Exercise details ->
Copy everything from the first of the items below down to the line containing "width=954, height=1350 pixels.", both ends included, and leave the pictures out.
+++ Source data
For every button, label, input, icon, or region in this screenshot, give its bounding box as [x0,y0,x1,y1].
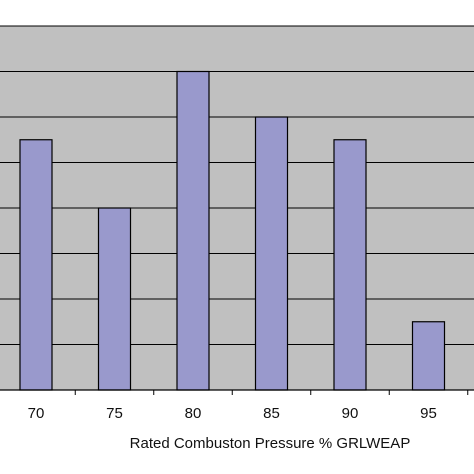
x-axis-title: Rated Combuston Pressure % GRLWEAP [130,435,411,452]
x-axis [0,389,474,395]
bar-70 [19,139,53,391]
x-tick-label: 80 [185,405,202,422]
x-tick-label: 75 [106,405,123,422]
x-tick-label: 70 [28,405,45,422]
bar-95 [411,321,446,391]
bars [19,70,446,391]
x-tick-label: 90 [342,405,359,422]
x-tick-label: 95 [420,405,437,422]
x-tick-labels: 70 75 80 85 90 95 [28,405,437,422]
bar-85 [254,116,289,391]
x-tick-label: 85 [263,405,280,422]
bar-75 [97,207,132,391]
gridlines [0,25,474,345]
bar-80 [176,70,210,391]
bar-90 [333,139,367,391]
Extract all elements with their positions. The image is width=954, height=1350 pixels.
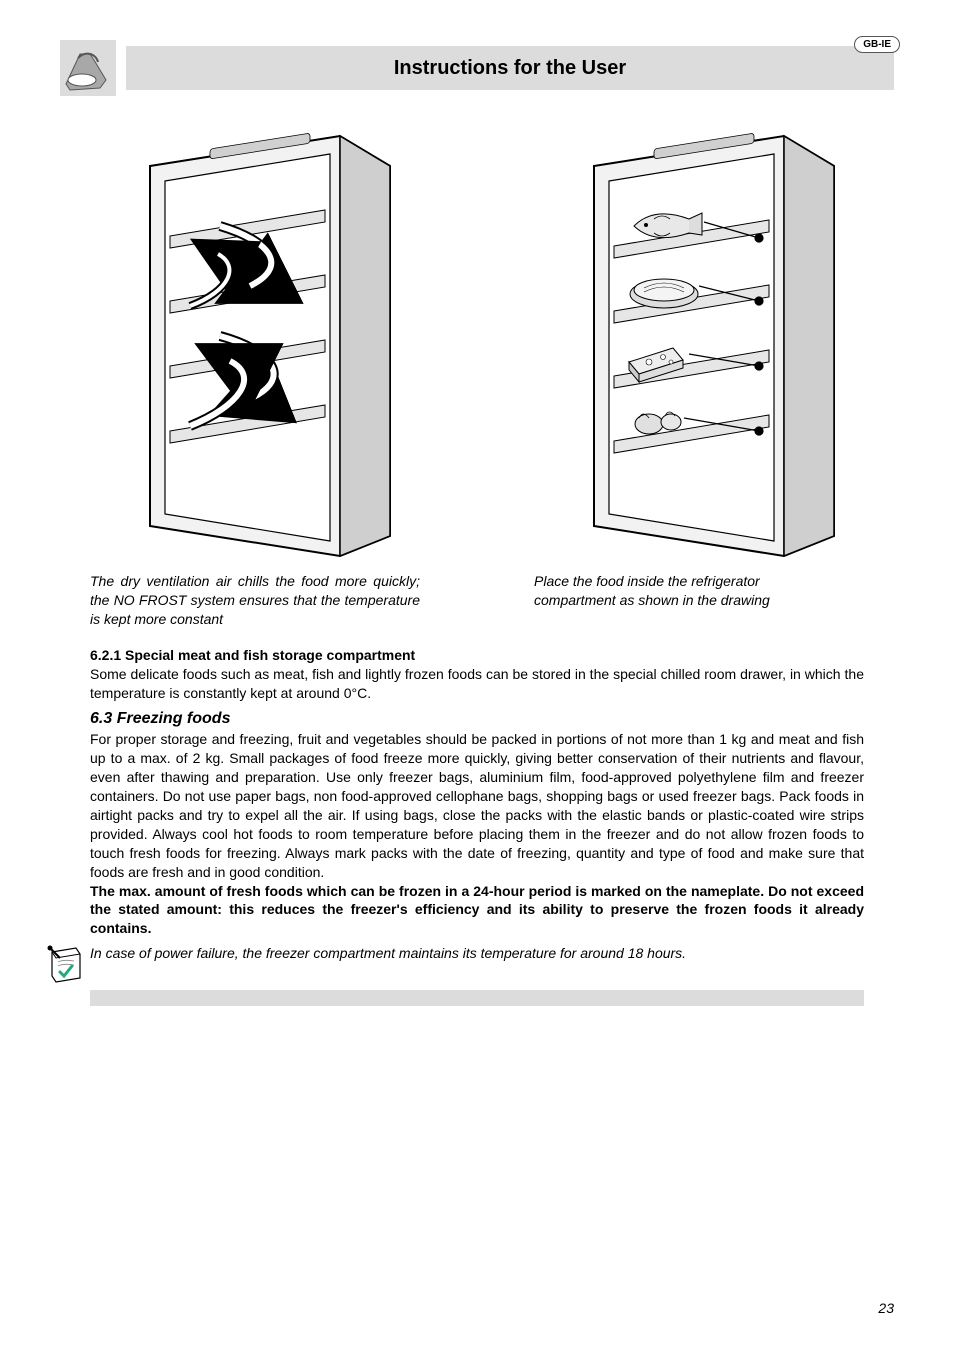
page: Instructions for the User GB-IE (0, 0, 954, 1350)
page-number: 23 (878, 1300, 894, 1316)
fridge-airflow-illustration (90, 126, 420, 566)
manual-icon (60, 40, 116, 96)
header-title: Instructions for the User (394, 57, 626, 80)
figure-right-caption-line1: Place the food inside the refrigerator (534, 572, 864, 591)
fridge-food-placement-illustration (534, 126, 864, 566)
locale-badge: GB-IE (854, 36, 900, 53)
header-title-bar: Instructions for the User (126, 46, 894, 90)
note-icon (46, 944, 86, 984)
note-text: In case of power failure, the freezer co… (90, 944, 686, 963)
note-row: In case of power failure, the freezer co… (46, 944, 864, 984)
figure-right: Place the food inside the refrigerator c… (534, 126, 864, 629)
figure-left: The dry ventilation air chills the food … (90, 126, 420, 629)
para-63: For proper storage and freezing, fruit a… (90, 730, 864, 881)
header-row: Instructions for the User GB-IE (60, 40, 894, 96)
figure-left-caption: The dry ventilation air chills the food … (90, 572, 420, 629)
heading-63: 6.3 Freezing foods (90, 710, 864, 728)
figure-right-caption-line2: compartment as shown in the drawing (534, 591, 864, 610)
body-block: 6.2.1 Special meat and fish storage comp… (90, 647, 864, 985)
note-strip (90, 990, 864, 1006)
figures-row: The dry ventilation air chills the food … (90, 126, 864, 629)
figure-right-caption: Place the food inside the refrigerator c… (534, 572, 864, 610)
heading-621: 6.2.1 Special meat and fish storage comp… (90, 647, 864, 663)
para-621: Some delicate foods such as meat, fish a… (90, 665, 864, 703)
para-63-bold: The max. amount of fresh foods which can… (90, 882, 864, 939)
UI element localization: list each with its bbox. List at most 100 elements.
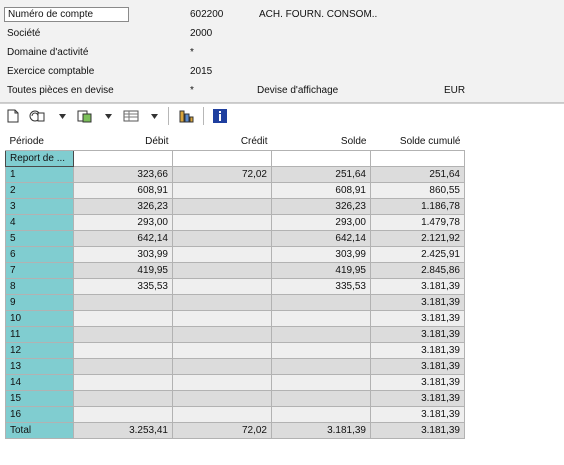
total-row[interactable]: Total 3.253,41 72,02 3.181,39 3.181,39	[5, 421, 465, 439]
credit-cell[interactable]	[172, 261, 272, 279]
debit-cell[interactable]: 419,95	[73, 261, 173, 279]
table-row[interactable]: 2 608,91 608,91 860,55	[5, 181, 465, 199]
credit-cell[interactable]: 72,02	[172, 421, 272, 439]
cumulative-balance-cell[interactable]: 3.181,39	[370, 277, 465, 295]
period-cell[interactable]: 1	[5, 165, 74, 183]
debit-cell[interactable]	[73, 309, 173, 327]
refresh-documents-icon[interactable]	[26, 107, 50, 125]
cumulative-balance-cell[interactable]: 3.181,39	[370, 293, 465, 311]
credit-cell[interactable]	[172, 373, 272, 391]
cumulative-balance-cell[interactable]: 1.479,78	[370, 213, 465, 231]
balance-cell[interactable]: 608,91	[271, 181, 371, 199]
period-cell[interactable]: 13	[5, 357, 74, 375]
period-cell[interactable]: 3	[5, 197, 74, 215]
debit-cell[interactable]	[73, 357, 173, 375]
cumulative-balance-cell[interactable]: 2.121,92	[370, 229, 465, 247]
debit-cell[interactable]	[73, 389, 173, 407]
period-cell[interactable]: 9	[5, 293, 74, 311]
balance-cell[interactable]	[271, 373, 371, 391]
debit-cell[interactable]: 335,53	[73, 277, 173, 295]
credit-cell[interactable]	[172, 277, 272, 295]
debit-cell[interactable]: 326,23	[73, 197, 173, 215]
table-row[interactable]: 5 642,14 642,14 2.121,92	[5, 229, 465, 247]
table-row[interactable]: 14 3.181,39	[5, 373, 465, 391]
table-row[interactable]: 1 323,66 72,02 251,64 251,64	[5, 165, 465, 183]
table-row[interactable]: 12 3.181,39	[5, 341, 465, 359]
info-icon[interactable]	[210, 107, 230, 125]
period-cell[interactable]: 12	[5, 341, 74, 359]
period-cell[interactable]: 6	[5, 245, 74, 263]
period-cell[interactable]: 16	[5, 405, 74, 423]
chevron-down-icon[interactable]	[100, 107, 116, 125]
balance-cell[interactable]: 251,64	[271, 165, 371, 183]
debit-cell[interactable]	[73, 341, 173, 359]
debit-cell[interactable]	[73, 405, 173, 423]
export-icon[interactable]	[74, 107, 96, 125]
table-row[interactable]: 10 3.181,39	[5, 309, 465, 327]
balance-cell[interactable]	[271, 357, 371, 375]
balance-cell[interactable]: 326,23	[271, 197, 371, 215]
cumulative-balance-cell[interactable]: 3.181,39	[370, 373, 465, 391]
table-row[interactable]: 4 293,00 293,00 1.479,78	[5, 213, 465, 231]
cumulative-balance-cell[interactable]: 3.181,39	[370, 389, 465, 407]
debit-cell[interactable]: 608,91	[73, 181, 173, 199]
period-cell[interactable]: 10	[5, 309, 74, 327]
period-cell[interactable]: Total	[5, 421, 74, 439]
table-row[interactable]: 15 3.181,39	[5, 389, 465, 407]
cumulative-balance-cell[interactable]: 2.845,86	[370, 261, 465, 279]
credit-cell[interactable]	[172, 389, 272, 407]
cumulative-balance-cell[interactable]: 2.425,91	[370, 245, 465, 263]
credit-cell[interactable]	[172, 309, 272, 327]
cumulative-balance-cell[interactable]: 1.186,78	[370, 197, 465, 215]
balance-cell[interactable]	[271, 341, 371, 359]
balance-cell[interactable]: 293,00	[271, 213, 371, 231]
cumulative-balance-cell[interactable]	[370, 149, 465, 167]
credit-cell[interactable]	[172, 181, 272, 199]
debit-cell[interactable]: 3.253,41	[73, 421, 173, 439]
balance-cell[interactable]: 419,95	[271, 261, 371, 279]
debit-cell[interactable]	[73, 293, 173, 311]
balance-cell[interactable]	[271, 405, 371, 423]
period-cell[interactable]: Report de ...	[5, 149, 74, 167]
debit-cell[interactable]: 293,00	[73, 213, 173, 231]
cumulative-balance-cell[interactable]: 3.181,39	[370, 309, 465, 327]
cumulative-balance-cell[interactable]: 3.181,39	[370, 405, 465, 423]
table-row[interactable]: 8 335,53 335,53 3.181,39	[5, 277, 465, 295]
period-cell[interactable]: 11	[5, 325, 74, 343]
chevron-down-icon[interactable]	[54, 107, 70, 125]
balance-cell[interactable]: 3.181,39	[271, 421, 371, 439]
period-cell[interactable]: 15	[5, 389, 74, 407]
credit-cell[interactable]	[172, 405, 272, 423]
balance-cell[interactable]	[271, 309, 371, 327]
balance-cell[interactable]	[271, 325, 371, 343]
period-cell[interactable]: 2	[5, 181, 74, 199]
period-cell[interactable]: 5	[5, 229, 74, 247]
column-header-credit[interactable]: Crédit	[172, 134, 272, 151]
chevron-down-icon[interactable]	[146, 107, 162, 125]
credit-cell[interactable]	[172, 213, 272, 231]
column-header-debit[interactable]: Débit	[73, 134, 173, 151]
period-cell[interactable]: 7	[5, 261, 74, 279]
table-row[interactable]: 9 3.181,39	[5, 293, 465, 311]
credit-cell[interactable]	[172, 149, 272, 167]
cumulative-balance-cell[interactable]: 3.181,39	[370, 341, 465, 359]
debit-cell[interactable]: 323,66	[73, 165, 173, 183]
balance-cell[interactable]: 303,99	[271, 245, 371, 263]
cumulative-balance-cell[interactable]: 3.181,39	[370, 357, 465, 375]
credit-cell[interactable]	[172, 341, 272, 359]
credit-cell[interactable]	[172, 293, 272, 311]
balance-cell[interactable]	[271, 293, 371, 311]
layout-icon[interactable]	[120, 107, 142, 125]
column-header-solde-cumule[interactable]: Solde cumulé	[370, 134, 465, 151]
cumulative-balance-cell[interactable]: 3.181,39	[370, 325, 465, 343]
account-label[interactable]: Numéro de compte	[4, 7, 129, 22]
table-row[interactable]: 11 3.181,39	[5, 325, 465, 343]
balance-cell[interactable]: 642,14	[271, 229, 371, 247]
column-header-solde[interactable]: Solde	[271, 134, 371, 151]
period-cell[interactable]: 4	[5, 213, 74, 231]
credit-cell[interactable]	[172, 325, 272, 343]
table-row[interactable]: 7 419,95 419,95 2.845,86	[5, 261, 465, 279]
credit-cell[interactable]	[172, 357, 272, 375]
column-header-periode[interactable]: Période	[5, 134, 74, 151]
cumulative-balance-cell[interactable]: 251,64	[370, 165, 465, 183]
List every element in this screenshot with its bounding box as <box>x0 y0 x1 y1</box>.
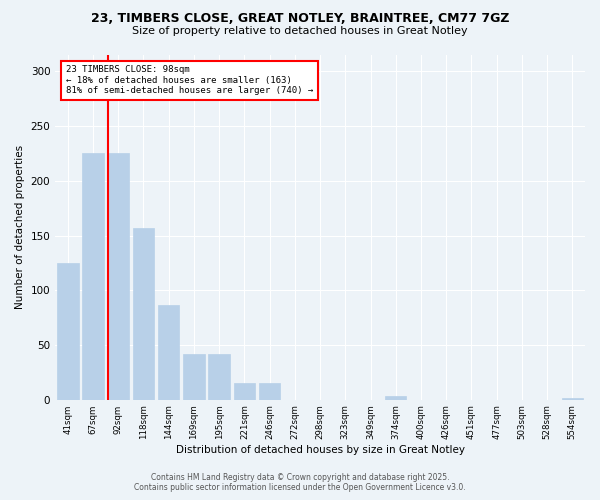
X-axis label: Distribution of detached houses by size in Great Notley: Distribution of detached houses by size … <box>176 445 464 455</box>
Bar <box>158 304 179 400</box>
Text: 23 TIMBERS CLOSE: 98sqm
← 18% of detached houses are smaller (163)
81% of semi-d: 23 TIMBERS CLOSE: 98sqm ← 18% of detache… <box>66 66 313 95</box>
Bar <box>259 384 280 400</box>
Bar <box>562 398 583 400</box>
Bar <box>183 354 205 400</box>
Bar <box>233 384 255 400</box>
Text: 23, TIMBERS CLOSE, GREAT NOTLEY, BRAINTREE, CM77 7GZ: 23, TIMBERS CLOSE, GREAT NOTLEY, BRAINTR… <box>91 12 509 26</box>
Y-axis label: Number of detached properties: Number of detached properties <box>15 146 25 310</box>
Bar <box>133 228 154 400</box>
Text: Contains HM Land Registry data © Crown copyright and database right 2025.
Contai: Contains HM Land Registry data © Crown c… <box>134 473 466 492</box>
Bar <box>107 154 129 400</box>
Bar <box>208 354 230 400</box>
Text: Size of property relative to detached houses in Great Notley: Size of property relative to detached ho… <box>132 26 468 36</box>
Bar <box>82 154 104 400</box>
Bar <box>385 396 406 400</box>
Bar <box>57 263 79 400</box>
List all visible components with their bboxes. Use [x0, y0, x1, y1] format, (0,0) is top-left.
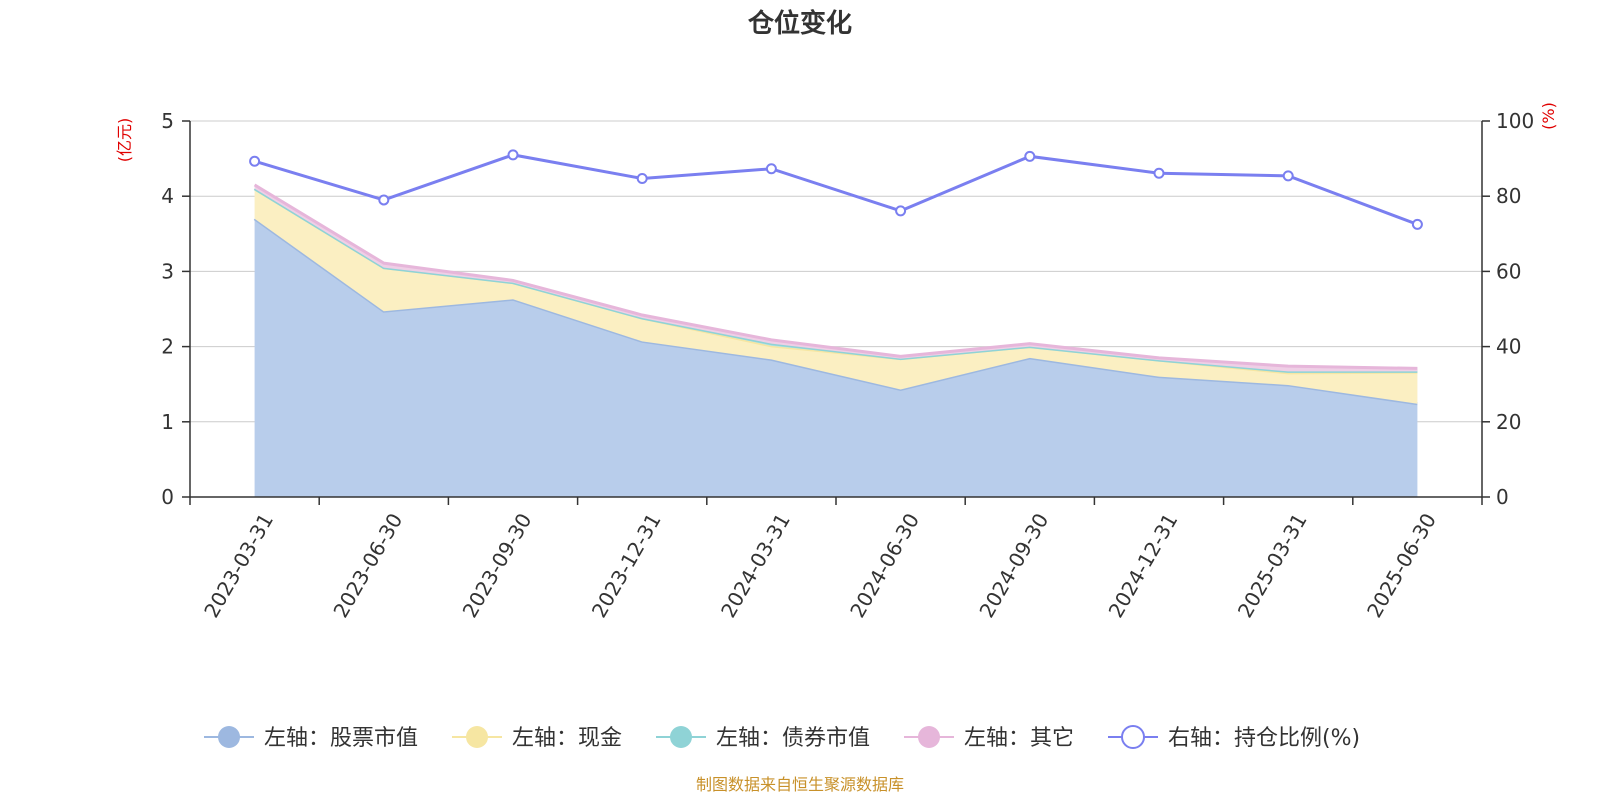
legend-item: 左轴：现金 — [452, 726, 622, 751]
ratio-point — [765, 163, 777, 175]
legend-marker-icon — [218, 726, 240, 748]
legend-marker-icon — [670, 726, 692, 748]
legend-marker-icon — [918, 726, 940, 748]
area-0 — [254, 218, 1418, 497]
ratio-point — [1024, 150, 1036, 162]
legend-label: 左轴：其它 — [964, 726, 1074, 751]
x-tick-label: 2024-03-31 — [716, 509, 795, 622]
ratio-point — [249, 155, 261, 167]
holding-ratio-line — [249, 149, 1423, 230]
left-tick-label: 5 — [161, 109, 174, 133]
ratio-point — [1153, 167, 1165, 179]
left-axis-unit: (亿元) — [115, 118, 134, 163]
x-tick-label: 2025-03-31 — [1233, 509, 1312, 622]
legend: 左轴：股票市值 左轴：现金 左轴：债券市值 左轴：其它 右轴：持仓比例(%) — [204, 725, 1360, 751]
legend-item: 左轴：股票市值 — [204, 726, 418, 751]
left-tick-label: 0 — [161, 485, 174, 509]
legend-item: 右轴：持仓比例(%) — [1108, 725, 1360, 751]
x-tick-label: 2024-09-30 — [974, 509, 1053, 622]
area-edge-3 — [253, 183, 1418, 370]
ratio-point — [378, 194, 390, 206]
legend-item: 左轴：债券市值 — [656, 726, 870, 751]
x-tick-label: 2023-12-31 — [587, 509, 666, 622]
stacked-areas — [253, 183, 1418, 497]
chart-title: 仓位变化 — [747, 8, 852, 39]
x-tick-label: 2023-06-30 — [328, 509, 407, 622]
ratio-point — [507, 149, 519, 161]
legend-label: 左轴：股票市值 — [264, 726, 418, 751]
right-tick-label: 100 — [1496, 109, 1534, 133]
data-source-note: 制图数据来自恒生聚源数据库 — [696, 775, 904, 794]
right-tick-label: 0 — [1496, 485, 1509, 509]
legend-marker-icon — [1121, 725, 1145, 749]
left-tick-label: 1 — [161, 410, 174, 434]
ratio-point — [636, 173, 648, 185]
right-tick-label: 20 — [1496, 410, 1521, 434]
axes — [182, 120, 1490, 505]
legend-label: 左轴：现金 — [512, 726, 622, 751]
legend-label: 右轴：持仓比例(%) — [1168, 726, 1360, 751]
right-tick-label: 60 — [1496, 259, 1521, 283]
ratio-point — [895, 205, 907, 217]
x-tick-label: 2025-06-30 — [1362, 509, 1441, 622]
area-1 — [254, 188, 1418, 404]
x-tick-label: 2023-03-31 — [199, 509, 278, 622]
ratio-point — [1411, 218, 1423, 230]
legend-marker-icon — [466, 726, 488, 748]
x-tick-label: 2024-12-31 — [1104, 509, 1183, 622]
right-axis-unit: (%) — [1539, 102, 1558, 130]
x-tick-label: 2024-06-30 — [845, 509, 924, 622]
left-tick-label: 3 — [161, 259, 174, 283]
left-tick-label: 4 — [161, 184, 174, 208]
left-tick-label: 2 — [161, 335, 174, 359]
legend-label: 左轴：债券市值 — [716, 726, 870, 751]
right-tick-label: 40 — [1496, 335, 1521, 359]
right-tick-label: 80 — [1496, 184, 1521, 208]
ratio-point — [1282, 170, 1294, 182]
ratio-line-path — [254, 153, 1418, 226]
legend-item: 左轴：其它 — [904, 726, 1074, 751]
x-tick-label: 2023-09-30 — [458, 509, 537, 622]
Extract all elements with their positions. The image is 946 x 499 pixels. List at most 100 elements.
++++++
Expected output ->
For every button, label, input, icon, or region in this screenshot, give its bounding box as [x0,y0,x1,y1].
x-axis-title: Rated Combuston Pressure % GRLWEAP [130,435,411,452]
x-axis [0,389,474,395]
bar-70 [19,139,53,391]
x-tick-label: 80 [185,405,202,422]
x-tick-label: 75 [106,405,123,422]
x-tick-label: 70 [28,405,45,422]
bar-95 [411,321,446,391]
bars [19,70,446,391]
x-tick-label: 90 [342,405,359,422]
x-tick-label: 95 [420,405,437,422]
x-tick-labels: 70 75 80 85 90 95 [28,405,437,422]
bar-85 [254,116,289,391]
x-tick-label: 85 [263,405,280,422]
bar-75 [97,207,132,391]
gridlines [0,25,474,345]
bar-80 [176,70,210,391]
bar-90 [333,139,367,391]
Extract all elements with their positions. The image is width=954, height=1350 pixels.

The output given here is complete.